→ RECORDS FOR THIS EXERCISE
□ □ □ □

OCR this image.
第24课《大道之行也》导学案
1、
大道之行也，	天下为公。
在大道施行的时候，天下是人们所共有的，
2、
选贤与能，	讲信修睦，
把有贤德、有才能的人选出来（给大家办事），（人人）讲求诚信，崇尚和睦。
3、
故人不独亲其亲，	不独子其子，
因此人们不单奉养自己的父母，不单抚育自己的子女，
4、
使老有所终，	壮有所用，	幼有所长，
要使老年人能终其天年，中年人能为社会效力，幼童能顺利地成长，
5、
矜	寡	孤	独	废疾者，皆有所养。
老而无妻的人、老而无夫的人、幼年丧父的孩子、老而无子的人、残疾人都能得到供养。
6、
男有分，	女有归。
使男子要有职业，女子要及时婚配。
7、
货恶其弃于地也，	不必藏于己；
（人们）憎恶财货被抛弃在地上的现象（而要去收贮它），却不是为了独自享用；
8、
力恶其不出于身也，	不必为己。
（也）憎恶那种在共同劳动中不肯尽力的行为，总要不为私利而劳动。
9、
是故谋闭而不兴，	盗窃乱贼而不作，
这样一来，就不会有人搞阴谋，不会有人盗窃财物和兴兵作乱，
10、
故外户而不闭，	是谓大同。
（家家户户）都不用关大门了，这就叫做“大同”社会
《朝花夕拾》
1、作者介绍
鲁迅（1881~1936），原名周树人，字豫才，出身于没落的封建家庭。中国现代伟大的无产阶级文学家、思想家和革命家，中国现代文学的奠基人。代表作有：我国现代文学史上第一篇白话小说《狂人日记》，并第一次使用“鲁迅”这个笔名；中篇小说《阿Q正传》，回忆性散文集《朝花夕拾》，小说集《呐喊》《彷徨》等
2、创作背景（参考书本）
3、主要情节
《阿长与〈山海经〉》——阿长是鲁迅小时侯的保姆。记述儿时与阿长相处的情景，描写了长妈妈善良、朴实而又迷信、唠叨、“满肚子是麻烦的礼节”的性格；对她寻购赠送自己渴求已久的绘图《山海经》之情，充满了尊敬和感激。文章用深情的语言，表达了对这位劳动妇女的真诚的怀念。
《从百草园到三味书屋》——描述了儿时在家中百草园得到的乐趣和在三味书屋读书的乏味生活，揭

□ □ □ □

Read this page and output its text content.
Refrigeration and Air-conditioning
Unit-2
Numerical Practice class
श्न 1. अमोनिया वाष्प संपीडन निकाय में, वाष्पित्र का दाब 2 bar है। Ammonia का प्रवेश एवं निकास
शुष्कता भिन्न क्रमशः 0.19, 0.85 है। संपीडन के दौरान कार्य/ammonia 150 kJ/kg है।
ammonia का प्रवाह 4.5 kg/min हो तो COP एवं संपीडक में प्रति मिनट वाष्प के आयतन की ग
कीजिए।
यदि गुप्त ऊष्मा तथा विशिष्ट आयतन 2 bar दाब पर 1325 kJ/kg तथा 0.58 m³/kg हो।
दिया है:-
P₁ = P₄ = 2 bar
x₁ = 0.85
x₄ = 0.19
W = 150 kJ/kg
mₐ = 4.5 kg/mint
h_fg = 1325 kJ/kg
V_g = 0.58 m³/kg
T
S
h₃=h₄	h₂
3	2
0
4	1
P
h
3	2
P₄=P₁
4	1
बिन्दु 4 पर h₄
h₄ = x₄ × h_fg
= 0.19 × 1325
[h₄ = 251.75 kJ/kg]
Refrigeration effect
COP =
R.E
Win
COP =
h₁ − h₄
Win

□ □ □ □

→ WORK TO BE COMPLETED
Of the lines in the material, how many include "朝花夕拾"? Respond with the number alone.

→ FINAL ANSWER
2